Dataset excerpt
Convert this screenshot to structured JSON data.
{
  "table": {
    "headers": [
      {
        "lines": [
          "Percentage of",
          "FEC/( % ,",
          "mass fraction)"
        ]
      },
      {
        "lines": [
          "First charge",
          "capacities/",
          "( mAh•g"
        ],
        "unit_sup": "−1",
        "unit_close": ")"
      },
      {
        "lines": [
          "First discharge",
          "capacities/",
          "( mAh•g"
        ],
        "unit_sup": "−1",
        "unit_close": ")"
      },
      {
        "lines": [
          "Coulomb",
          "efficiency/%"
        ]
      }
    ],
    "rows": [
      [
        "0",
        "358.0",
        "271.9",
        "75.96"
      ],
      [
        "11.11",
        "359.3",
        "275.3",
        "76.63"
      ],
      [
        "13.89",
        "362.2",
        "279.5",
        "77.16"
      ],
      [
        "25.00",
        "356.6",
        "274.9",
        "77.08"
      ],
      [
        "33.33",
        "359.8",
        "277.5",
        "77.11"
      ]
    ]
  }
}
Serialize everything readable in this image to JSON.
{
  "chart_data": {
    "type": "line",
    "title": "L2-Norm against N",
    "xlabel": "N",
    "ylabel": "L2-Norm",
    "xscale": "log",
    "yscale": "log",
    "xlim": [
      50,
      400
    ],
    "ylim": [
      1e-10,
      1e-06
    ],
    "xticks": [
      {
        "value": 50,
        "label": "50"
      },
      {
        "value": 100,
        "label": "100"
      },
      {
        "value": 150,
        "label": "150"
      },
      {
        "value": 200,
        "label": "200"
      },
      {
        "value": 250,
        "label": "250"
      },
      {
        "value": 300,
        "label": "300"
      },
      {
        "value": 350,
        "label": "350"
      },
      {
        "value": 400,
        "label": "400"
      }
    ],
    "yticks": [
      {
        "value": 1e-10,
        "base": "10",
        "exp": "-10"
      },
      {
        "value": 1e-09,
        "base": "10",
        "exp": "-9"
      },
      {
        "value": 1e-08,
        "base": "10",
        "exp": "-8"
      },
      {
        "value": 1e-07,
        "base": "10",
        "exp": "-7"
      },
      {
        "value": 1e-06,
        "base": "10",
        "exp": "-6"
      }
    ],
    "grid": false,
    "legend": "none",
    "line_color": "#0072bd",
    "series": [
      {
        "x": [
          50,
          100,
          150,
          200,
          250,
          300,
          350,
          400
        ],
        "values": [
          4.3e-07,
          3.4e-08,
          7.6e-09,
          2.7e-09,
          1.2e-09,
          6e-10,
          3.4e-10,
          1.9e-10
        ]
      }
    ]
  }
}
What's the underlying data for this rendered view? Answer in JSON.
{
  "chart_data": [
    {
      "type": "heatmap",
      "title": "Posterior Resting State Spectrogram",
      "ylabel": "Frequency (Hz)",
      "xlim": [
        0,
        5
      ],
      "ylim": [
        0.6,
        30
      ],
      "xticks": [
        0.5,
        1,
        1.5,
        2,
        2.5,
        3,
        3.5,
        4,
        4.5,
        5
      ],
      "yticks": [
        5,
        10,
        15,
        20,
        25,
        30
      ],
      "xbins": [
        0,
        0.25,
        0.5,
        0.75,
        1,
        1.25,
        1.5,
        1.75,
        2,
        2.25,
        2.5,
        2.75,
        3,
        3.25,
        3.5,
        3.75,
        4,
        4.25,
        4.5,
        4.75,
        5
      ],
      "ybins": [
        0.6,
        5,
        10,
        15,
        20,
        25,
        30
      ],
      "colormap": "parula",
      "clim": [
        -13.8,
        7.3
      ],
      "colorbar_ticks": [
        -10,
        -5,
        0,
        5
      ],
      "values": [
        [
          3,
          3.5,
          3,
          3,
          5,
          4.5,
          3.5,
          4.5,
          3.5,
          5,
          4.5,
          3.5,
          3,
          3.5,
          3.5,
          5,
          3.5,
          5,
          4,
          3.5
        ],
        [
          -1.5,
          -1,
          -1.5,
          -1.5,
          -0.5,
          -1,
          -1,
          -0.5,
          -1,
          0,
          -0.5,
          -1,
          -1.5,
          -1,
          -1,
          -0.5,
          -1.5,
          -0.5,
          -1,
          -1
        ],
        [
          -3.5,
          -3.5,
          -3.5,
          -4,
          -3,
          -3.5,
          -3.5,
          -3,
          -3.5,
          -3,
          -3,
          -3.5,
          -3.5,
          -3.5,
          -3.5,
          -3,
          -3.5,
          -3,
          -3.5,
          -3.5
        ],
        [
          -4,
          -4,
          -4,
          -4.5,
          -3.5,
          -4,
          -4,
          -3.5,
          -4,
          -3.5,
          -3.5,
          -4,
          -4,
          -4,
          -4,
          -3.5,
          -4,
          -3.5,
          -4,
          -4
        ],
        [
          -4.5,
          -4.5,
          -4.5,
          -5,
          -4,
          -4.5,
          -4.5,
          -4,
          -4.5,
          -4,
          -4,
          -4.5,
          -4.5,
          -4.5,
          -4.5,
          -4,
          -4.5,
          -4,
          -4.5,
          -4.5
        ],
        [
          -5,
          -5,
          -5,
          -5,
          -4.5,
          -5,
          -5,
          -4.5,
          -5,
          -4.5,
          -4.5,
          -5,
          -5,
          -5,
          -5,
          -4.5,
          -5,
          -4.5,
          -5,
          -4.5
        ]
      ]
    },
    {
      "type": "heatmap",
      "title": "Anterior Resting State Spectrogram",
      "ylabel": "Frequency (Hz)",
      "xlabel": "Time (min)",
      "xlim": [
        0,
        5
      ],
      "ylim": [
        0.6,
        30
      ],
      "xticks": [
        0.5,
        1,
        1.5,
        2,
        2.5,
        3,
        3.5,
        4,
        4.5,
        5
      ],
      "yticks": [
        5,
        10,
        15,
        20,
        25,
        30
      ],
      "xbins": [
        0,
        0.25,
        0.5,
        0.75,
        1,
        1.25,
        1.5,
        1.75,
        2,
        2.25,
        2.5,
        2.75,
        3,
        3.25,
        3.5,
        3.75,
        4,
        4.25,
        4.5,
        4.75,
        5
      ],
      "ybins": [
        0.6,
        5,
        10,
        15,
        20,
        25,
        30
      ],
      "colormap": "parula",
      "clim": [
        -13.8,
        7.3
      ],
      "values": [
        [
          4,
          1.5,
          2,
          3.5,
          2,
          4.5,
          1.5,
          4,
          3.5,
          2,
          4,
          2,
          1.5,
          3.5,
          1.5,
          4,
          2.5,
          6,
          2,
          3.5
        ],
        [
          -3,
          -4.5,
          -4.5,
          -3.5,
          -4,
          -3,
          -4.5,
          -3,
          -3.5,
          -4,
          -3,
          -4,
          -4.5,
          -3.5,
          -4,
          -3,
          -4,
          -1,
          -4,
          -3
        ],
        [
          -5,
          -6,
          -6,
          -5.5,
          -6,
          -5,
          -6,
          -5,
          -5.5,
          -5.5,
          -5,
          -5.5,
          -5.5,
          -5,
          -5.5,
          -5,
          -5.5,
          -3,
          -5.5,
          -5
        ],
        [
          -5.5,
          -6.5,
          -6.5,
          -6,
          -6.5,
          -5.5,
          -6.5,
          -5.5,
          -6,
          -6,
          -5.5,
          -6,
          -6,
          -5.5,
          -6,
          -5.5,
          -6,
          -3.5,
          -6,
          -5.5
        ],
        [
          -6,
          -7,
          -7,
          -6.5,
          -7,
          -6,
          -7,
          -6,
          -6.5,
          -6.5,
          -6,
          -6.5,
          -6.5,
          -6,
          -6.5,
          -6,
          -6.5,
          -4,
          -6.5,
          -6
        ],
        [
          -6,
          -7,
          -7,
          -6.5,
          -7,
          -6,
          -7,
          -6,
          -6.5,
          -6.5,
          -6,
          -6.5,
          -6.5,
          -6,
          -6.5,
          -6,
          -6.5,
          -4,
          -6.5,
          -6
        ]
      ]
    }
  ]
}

◆ **WORK TO COMPLETE**:
Recopy the whole listing exactly.

◆ **THE ANSWER**:
Convert this screenshot to structured JSON data.
{
  "table": {
    "headers": [
      {
        "lines": [
          "Percentage of",
          "FEC/( % ,",
          "mass fraction)"
        ]
      },
      {
        "lines": [
          "First charge",
          "capacities/",
          "( mAh•g"
        ],
        "unit_sup": "−1",
        "unit_close": ")"
      },
      {
        "lines": [
          "First discharge",
          "capacities/",
          "( mAh•g"
        ],
        "unit_sup": "−1",
        "unit_close": ")"
      },
      {
        "lines": [
          "Coulomb",
          "efficiency/%"
        ]
      }
    ],
    "rows": [
      [
        "0",
        "358.0",
        "271.9",
        "75.96"
      ],
      [
        "11.11",
        "359.3",
        "275.3",
        "76.63"
      ],
      [
        "13.89",
        "362.2",
        "279.5",
        "77.16"
      ],
      [
        "25.00",
        "356.6",
        "274.9",
        "77.08"
      ],
      [
        "33.33",
        "359.8",
        "277.5",
        "77.11"
      ]
    ]
  }
}
Serialize everything readable in this image to JSON.
{
  "chart_data": {
    "type": "line",
    "title": "L2-Norm against N",
    "xlabel": "N",
    "ylabel": "L2-Norm",
    "xscale": "log",
    "yscale": "log",
    "xlim": [
      50,
      400
    ],
    "ylim": [
      1e-10,
      1e-06
    ],
    "xticks": [
      {
        "value": 50,
        "label": "50"
      },
      {
        "value": 100,
        "label": "100"
      },
      {
        "value": 150,
        "label": "150"
      },
      {
        "value": 200,
        "label": "200"
      },
      {
        "value": 250,
        "label": "250"
      },
      {
        "value": 300,
        "label": "300"
      },
      {
        "value": 350,
        "label": "350"
      },
      {
        "value": 400,
        "label": "400"
      }
    ],
    "yticks": [
      {
        "value": 1e-10,
        "base": "10",
        "exp": "-10"
      },
      {
        "value": 1e-09,
        "base": "10",
        "exp": "-9"
      },
      {
        "value": 1e-08,
        "base": "10",
        "exp": "-8"
      },
      {
        "value": 1e-07,
        "base": "10",
        "exp": "-7"
      },
      {
        "value": 1e-06,
        "base": "10",
        "exp": "-6"
      }
    ],
    "grid": false,
    "legend": "none",
    "line_color": "#0072bd",
    "series": [
      {
        "x": [
          50,
          100,
          150,
          200,
          250,
          300,
          350,
          400
        ],
        "values": [
          4.3e-07,
          3.4e-08,
          7.6e-09,
          2.7e-09,
          1.2e-09,
          6e-10,
          3.4e-10,
          1.9e-10
        ]
      }
    ]
  }
}
What's the underlying data for this rendered view? Answer in JSON.
{
  "chart_data": [
    {
      "type": "heatmap",
      "title": "Posterior Resting State Spectrogram",
      "ylabel": "Frequency (Hz)",
      "xlim": [
        0,
        5
      ],
      "ylim": [
        0.6,
        30
      ],
      "xticks": [
        0.5,
        1,
        1.5,
        2,
        2.5,
        3,
        3.5,
        4,
        4.5,
        5
      ],
      "yticks": [
        5,
        10,
        15,
        20,
        25,
        30
      ],
      "xbins": [
        0,
        0.25,
        0.5,
        0.75,
        1,
        1.25,
        1.5,
        1.75,
        2,
        2.25,
        2.5,
        2.75,
        3,
        3.25,
        3.5,
        3.75,
        4,
        4.25,
        4.5,
        4.75,
        5
      ],
      "ybins": [
        0.6,
        5,
        10,
        15,
        20,
        25,
        30
      ],
      "colormap": "parula",
      "clim": [
        -13.8,
        7.3
      ],
      "colorbar_ticks": [
        -10,
        -5,
        0,
        5
      ],
      "values": [
        [
          3,
          3.5,
          3,
          3,
          5,
          4.5,
          3.5,
          4.5,
          3.5,
          5,
          4.5,
          3.5,
          3,
          3.5,
          3.5,
          5,
          3.5,
          5,
          4,
          3.5
        ],
        [
          -1.5,
          -1,
          -1.5,
          -1.5,
          -0.5,
          -1,
          -1,
          -0.5,
          -1,
          0,
          -0.5,
          -1,
          -1.5,
          -1,
          -1,
          -0.5,
          -1.5,
          -0.5,
          -1,
          -1
        ],
        [
          -3.5,
          -3.5,
          -3.5,
          -4,
          -3,
          -3.5,
          -3.5,
          -3,
          -3.5,
          -3,
          -3,
          -3.5,
          -3.5,
          -3.5,
          -3.5,
          -3,
          -3.5,
          -3,
          -3.5,
          -3.5
        ],
        [
          -4,
          -4,
          -4,
          -4.5,
          -3.5,
          -4,
          -4,
          -3.5,
          -4,
          -3.5,
          -3.5,
          -4,
          -4,
          -4,
          -4,
          -3.5,
          -4,
          -3.5,
          -4,
          -4
        ],
        [
          -4.5,
          -4.5,
          -4.5,
          -5,
          -4,
          -4.5,
          -4.5,
          -4,
          -4.5,
          -4,
          -4,
          -4.5,
          -4.5,
          -4.5,
          -4.5,
          -4,
          -4.5,
          -4,
          -4.5,
          -4.5
        ],
        [
          -5,
          -5,
          -5,
          -5,
          -4.5,
          -5,
          -5,
          -4.5,
          -5,
          -4.5,
          -4.5,
          -5,
          -5,
          -5,
          -5,
          -4.5,
          -5,
          -4.5,
          -5,
          -4.5
        ]
      ]
    },
    {
      "type": "heatmap",
      "title": "Anterior Resting State Spectrogram",
      "ylabel": "Frequency (Hz)",
      "xlabel": "Time (min)",
      "xlim": [
        0,
        5
      ],
      "ylim": [
        0.6,
        30
      ],
      "xticks": [
        0.5,
        1,
        1.5,
        2,
        2.5,
        3,
        3.5,
        4,
        4.5,
        5
      ],
      "yticks": [
        5,
        10,
        15,
        20,
        25,
        30
      ],
      "xbins": [
        0,
        0.25,
        0.5,
        0.75,
        1,
        1.25,
        1.5,
        1.75,
        2,
        2.25,
        2.5,
        2.75,
        3,
        3.25,
        3.5,
        3.75,
        4,
        4.25,
        4.5,
        4.75,
        5
      ],
      "ybins": [
        0.6,
        5,
        10,
        15,
        20,
        25,
        30
      ],
      "colormap": "parula",
      "clim": [
        -13.8,
        7.3
      ],
      "values": [
        [
          4,
          1.5,
          2,
          3.5,
          2,
          4.5,
          1.5,
          4,
          3.5,
          2,
          4,
          2,
          1.5,
          3.5,
          1.5,
          4,
          2.5,
          6,
          2,
          3.5
        ],
        [
          -3,
          -4.5,
          -4.5,
          -3.5,
          -4,
          -3,
          -4.5,
          -3,
          -3.5,
          -4,
          -3,
          -4,
          -4.5,
          -3.5,
          -4,
          -3,
          -4,
          -1,
          -4,
          -3
        ],
        [
          -5,
          -6,
          -6,
          -5.5,
          -6,
          -5,
          -6,
          -5,
          -5.5,
          -5.5,
          -5,
          -5.5,
          -5.5,
          -5,
          -5.5,
          -5,
          -5.5,
          -3,
          -5.5,
          -5
        ],
        [
          -5.5,
          -6.5,
          -6.5,
          -6,
          -6.5,
          -5.5,
          -6.5,
          -5.5,
          -6,
          -6,
          -5.5,
          -6,
          -6,
          -5.5,
          -6,
          -5.5,
          -6,
          -3.5,
          -6,
          -5.5
        ],
        [
          -6,
          -7,
          -7,
          -6.5,
          -7,
          -6,
          -7,
          -6,
          -6.5,
          -6.5,
          -6,
          -6.5,
          -6.5,
          -6,
          -6.5,
          -6,
          -6.5,
          -4,
          -6.5,
          -6
        ],
        [
          -6,
          -7,
          -7,
          -6.5,
          -7,
          -6,
          -7,
          -6,
          -6.5,
          -6.5,
          -6,
          -6.5,
          -6.5,
          -6,
          -6.5,
          -6,
          -6.5,
          -4,
          -6.5,
          -6
        ]
      ]
    }
  ]
}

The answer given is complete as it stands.